--- START ---

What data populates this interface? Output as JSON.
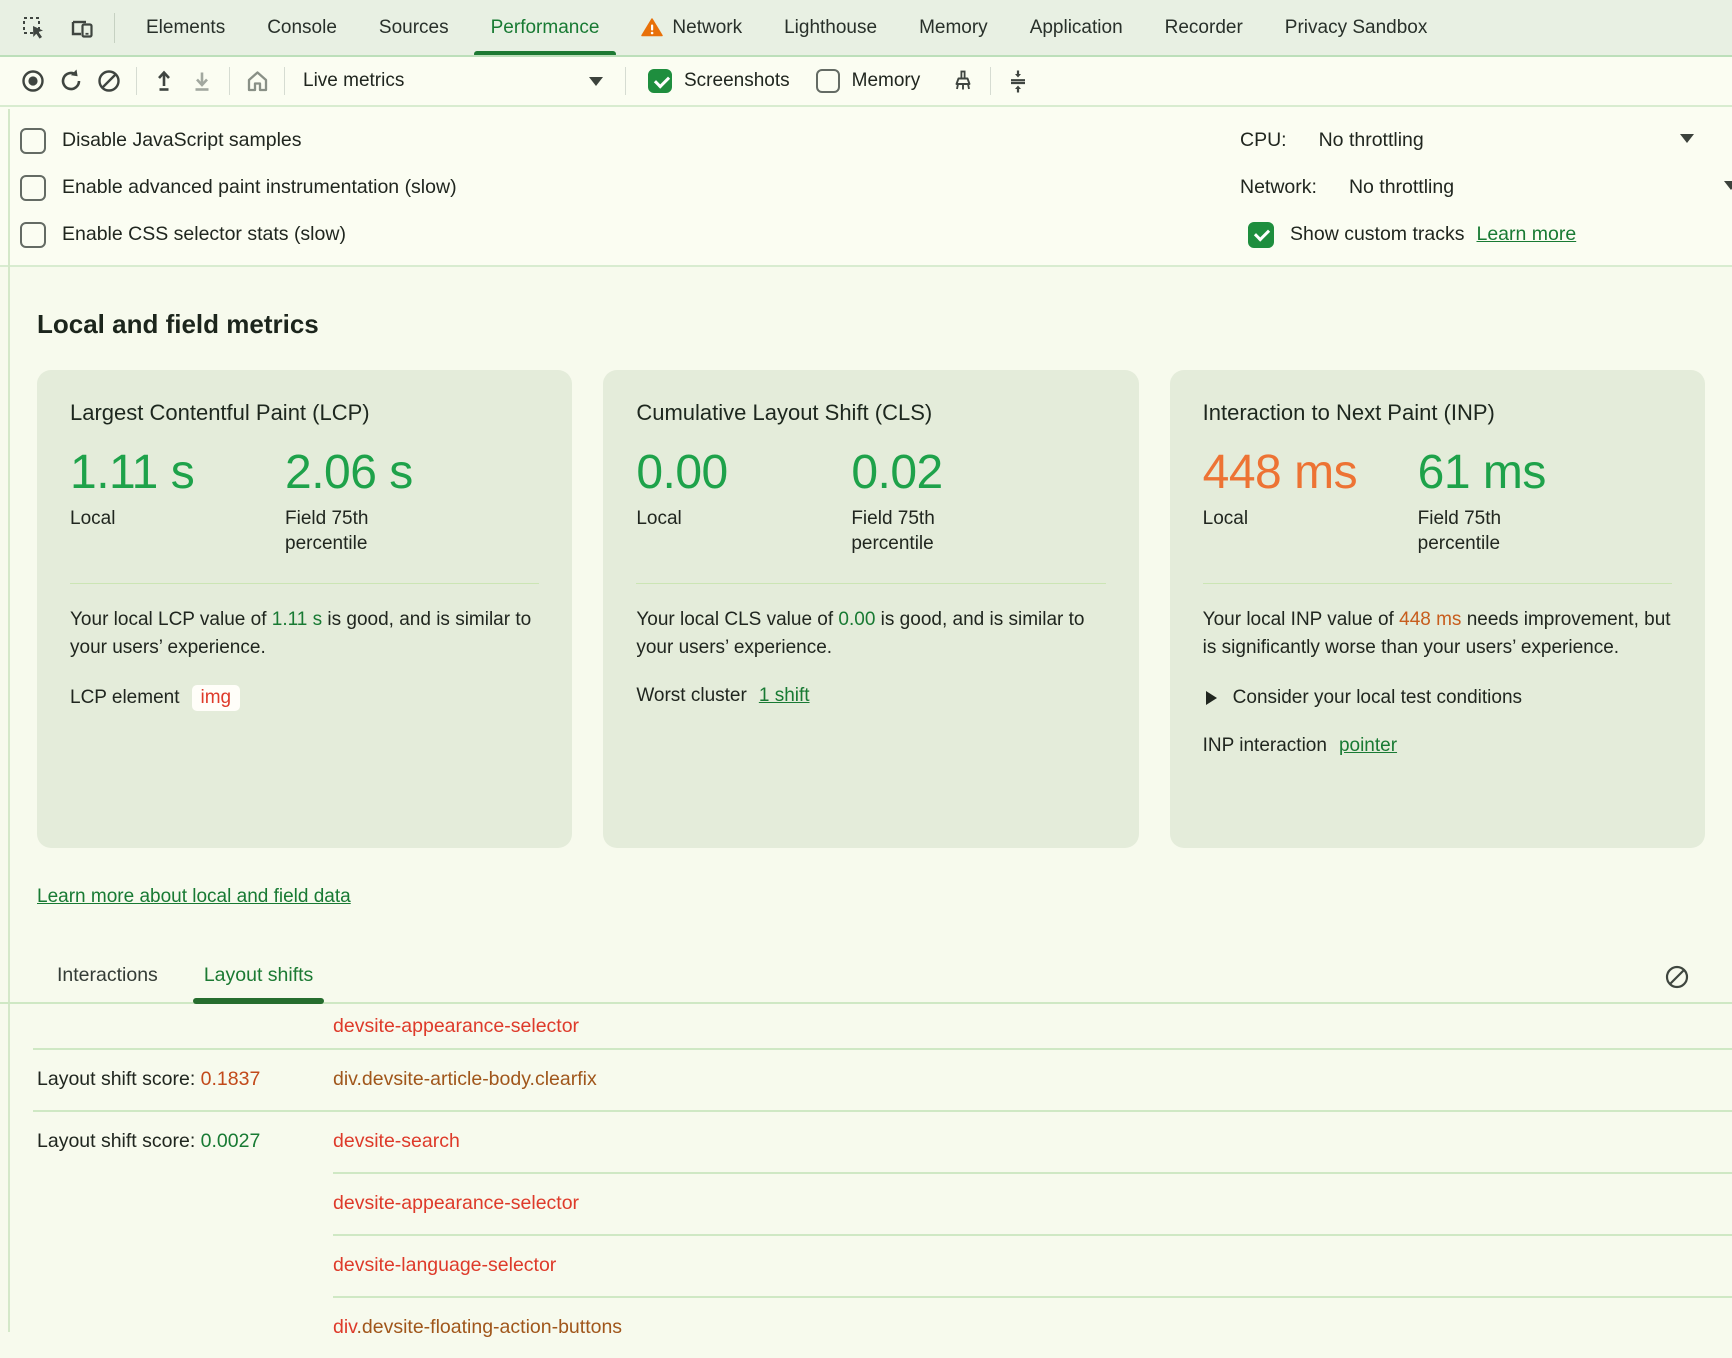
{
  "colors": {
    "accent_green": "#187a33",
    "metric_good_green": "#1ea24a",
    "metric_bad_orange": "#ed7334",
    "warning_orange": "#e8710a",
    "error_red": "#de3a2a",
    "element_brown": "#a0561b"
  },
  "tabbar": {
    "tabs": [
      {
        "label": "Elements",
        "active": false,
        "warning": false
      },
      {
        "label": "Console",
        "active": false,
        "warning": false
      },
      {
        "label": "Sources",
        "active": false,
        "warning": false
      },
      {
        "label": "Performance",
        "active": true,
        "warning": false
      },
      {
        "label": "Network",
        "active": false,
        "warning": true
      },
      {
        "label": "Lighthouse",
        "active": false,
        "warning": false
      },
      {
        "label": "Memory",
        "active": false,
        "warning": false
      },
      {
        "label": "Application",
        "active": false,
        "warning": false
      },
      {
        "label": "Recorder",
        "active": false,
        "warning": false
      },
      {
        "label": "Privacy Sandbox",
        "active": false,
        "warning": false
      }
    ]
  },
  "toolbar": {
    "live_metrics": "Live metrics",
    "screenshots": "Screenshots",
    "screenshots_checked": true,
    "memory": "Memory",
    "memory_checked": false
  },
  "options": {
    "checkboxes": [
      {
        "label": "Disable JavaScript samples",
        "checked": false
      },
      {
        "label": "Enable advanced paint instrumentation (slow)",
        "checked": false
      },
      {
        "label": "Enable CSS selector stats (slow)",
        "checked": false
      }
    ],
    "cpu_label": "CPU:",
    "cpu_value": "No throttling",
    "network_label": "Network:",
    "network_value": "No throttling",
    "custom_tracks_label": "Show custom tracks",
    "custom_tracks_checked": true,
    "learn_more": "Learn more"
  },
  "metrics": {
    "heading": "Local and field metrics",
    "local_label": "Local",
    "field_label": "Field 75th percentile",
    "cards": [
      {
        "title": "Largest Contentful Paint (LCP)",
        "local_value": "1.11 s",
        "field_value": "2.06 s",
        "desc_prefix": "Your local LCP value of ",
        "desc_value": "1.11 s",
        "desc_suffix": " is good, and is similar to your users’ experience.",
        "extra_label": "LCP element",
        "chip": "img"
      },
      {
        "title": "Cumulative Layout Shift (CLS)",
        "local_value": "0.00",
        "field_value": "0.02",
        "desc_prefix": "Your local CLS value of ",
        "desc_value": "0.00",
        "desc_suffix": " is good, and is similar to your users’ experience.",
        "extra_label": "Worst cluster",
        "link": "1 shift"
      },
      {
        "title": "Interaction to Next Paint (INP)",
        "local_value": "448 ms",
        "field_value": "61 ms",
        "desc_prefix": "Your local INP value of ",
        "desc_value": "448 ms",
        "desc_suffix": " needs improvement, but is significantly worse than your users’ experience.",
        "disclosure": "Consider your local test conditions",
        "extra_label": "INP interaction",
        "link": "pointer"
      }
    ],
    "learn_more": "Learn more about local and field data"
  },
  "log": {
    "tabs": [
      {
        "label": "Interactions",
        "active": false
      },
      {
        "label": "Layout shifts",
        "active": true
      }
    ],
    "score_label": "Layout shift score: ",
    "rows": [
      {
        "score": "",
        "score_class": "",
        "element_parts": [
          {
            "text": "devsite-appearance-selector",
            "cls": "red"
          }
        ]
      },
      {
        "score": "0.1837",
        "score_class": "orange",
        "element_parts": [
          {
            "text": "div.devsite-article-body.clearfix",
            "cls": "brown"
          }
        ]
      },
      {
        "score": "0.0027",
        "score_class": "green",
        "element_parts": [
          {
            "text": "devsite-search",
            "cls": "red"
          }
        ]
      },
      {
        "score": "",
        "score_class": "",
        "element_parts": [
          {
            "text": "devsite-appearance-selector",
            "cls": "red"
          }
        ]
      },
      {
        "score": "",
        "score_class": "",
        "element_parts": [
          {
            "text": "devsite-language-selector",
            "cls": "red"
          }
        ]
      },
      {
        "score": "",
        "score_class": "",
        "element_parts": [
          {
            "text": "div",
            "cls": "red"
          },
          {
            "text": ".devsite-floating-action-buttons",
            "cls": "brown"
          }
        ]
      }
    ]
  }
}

--- END ---

**AIM OF THE TASK:** Pictures are excluded; copy every other part of the records exactly.

**FULL SOLUTION:**
What data populates this interface? Output as JSON.
{
  "colors": {
    "accent_green": "#187a33",
    "metric_good_green": "#1ea24a",
    "metric_bad_orange": "#ed7334",
    "warning_orange": "#e8710a",
    "error_red": "#de3a2a",
    "element_brown": "#a0561b"
  },
  "tabbar": {
    "tabs": [
      {
        "label": "Elements",
        "active": false,
        "warning": false
      },
      {
        "label": "Console",
        "active": false,
        "warning": false
      },
      {
        "label": "Sources",
        "active": false,
        "warning": false
      },
      {
        "label": "Performance",
        "active": true,
        "warning": false
      },
      {
        "label": "Network",
        "active": false,
        "warning": true
      },
      {
        "label": "Lighthouse",
        "active": false,
        "warning": false
      },
      {
        "label": "Memory",
        "active": false,
        "warning": false
      },
      {
        "label": "Application",
        "active": false,
        "warning": false
      },
      {
        "label": "Recorder",
        "active": false,
        "warning": false
      },
      {
        "label": "Privacy Sandbox",
        "active": false,
        "warning": false
      }
    ]
  },
  "toolbar": {
    "live_metrics": "Live metrics",
    "screenshots": "Screenshots",
    "screenshots_checked": true,
    "memory": "Memory",
    "memory_checked": false
  },
  "options": {
    "checkboxes": [
      {
        "label": "Disable JavaScript samples",
        "checked": false
      },
      {
        "label": "Enable advanced paint instrumentation (slow)",
        "checked": false
      },
      {
        "label": "Enable CSS selector stats (slow)",
        "checked": false
      }
    ],
    "cpu_label": "CPU:",
    "cpu_value": "No throttling",
    "network_label": "Network:",
    "network_value": "No throttling",
    "custom_tracks_label": "Show custom tracks",
    "custom_tracks_checked": true,
    "learn_more": "Learn more"
  },
  "metrics": {
    "heading": "Local and field metrics",
    "local_label": "Local",
    "field_label": "Field 75th percentile",
    "cards": [
      {
        "title": "Largest Contentful Paint (LCP)",
        "local_value": "1.11 s",
        "field_value": "2.06 s",
        "desc_prefix": "Your local LCP value of ",
        "desc_value": "1.11 s",
        "desc_suffix": " is good, and is similar to your users’ experience.",
        "extra_label": "LCP element",
        "chip": "img"
      },
      {
        "title": "Cumulative Layout Shift (CLS)",
        "local_value": "0.00",
        "field_value": "0.02",
        "desc_prefix": "Your local CLS value of ",
        "desc_value": "0.00",
        "desc_suffix": " is good, and is similar to your users’ experience.",
        "extra_label": "Worst cluster",
        "link": "1 shift"
      },
      {
        "title": "Interaction to Next Paint (INP)",
        "local_value": "448 ms",
        "field_value": "61 ms",
        "desc_prefix": "Your local INP value of ",
        "desc_value": "448 ms",
        "desc_suffix": " needs improvement, but is significantly worse than your users’ experience.",
        "disclosure": "Consider your local test conditions",
        "extra_label": "INP interaction",
        "link": "pointer"
      }
    ],
    "learn_more": "Learn more about local and field data"
  },
  "log": {
    "tabs": [
      {
        "label": "Interactions",
        "active": false
      },
      {
        "label": "Layout shifts",
        "active": true
      }
    ],
    "score_label": "Layout shift score: ",
    "rows": [
      {
        "score": "",
        "score_class": "",
        "element_parts": [
          {
            "text": "devsite-appearance-selector",
            "cls": "red"
          }
        ]
      },
      {
        "score": "0.1837",
        "score_class": "orange",
        "element_parts": [
          {
            "text": "div.devsite-article-body.clearfix",
            "cls": "brown"
          }
        ]
      },
      {
        "score": "0.0027",
        "score_class": "green",
        "element_parts": [
          {
            "text": "devsite-search",
            "cls": "red"
          }
        ]
      },
      {
        "score": "",
        "score_class": "",
        "element_parts": [
          {
            "text": "devsite-appearance-selector",
            "cls": "red"
          }
        ]
      },
      {
        "score": "",
        "score_class": "",
        "element_parts": [
          {
            "text": "devsite-language-selector",
            "cls": "red"
          }
        ]
      },
      {
        "score": "",
        "score_class": "",
        "element_parts": [
          {
            "text": "div",
            "cls": "red"
          },
          {
            "text": ".devsite-floating-action-buttons",
            "cls": "brown"
          }
        ]
      }
    ]
  }
}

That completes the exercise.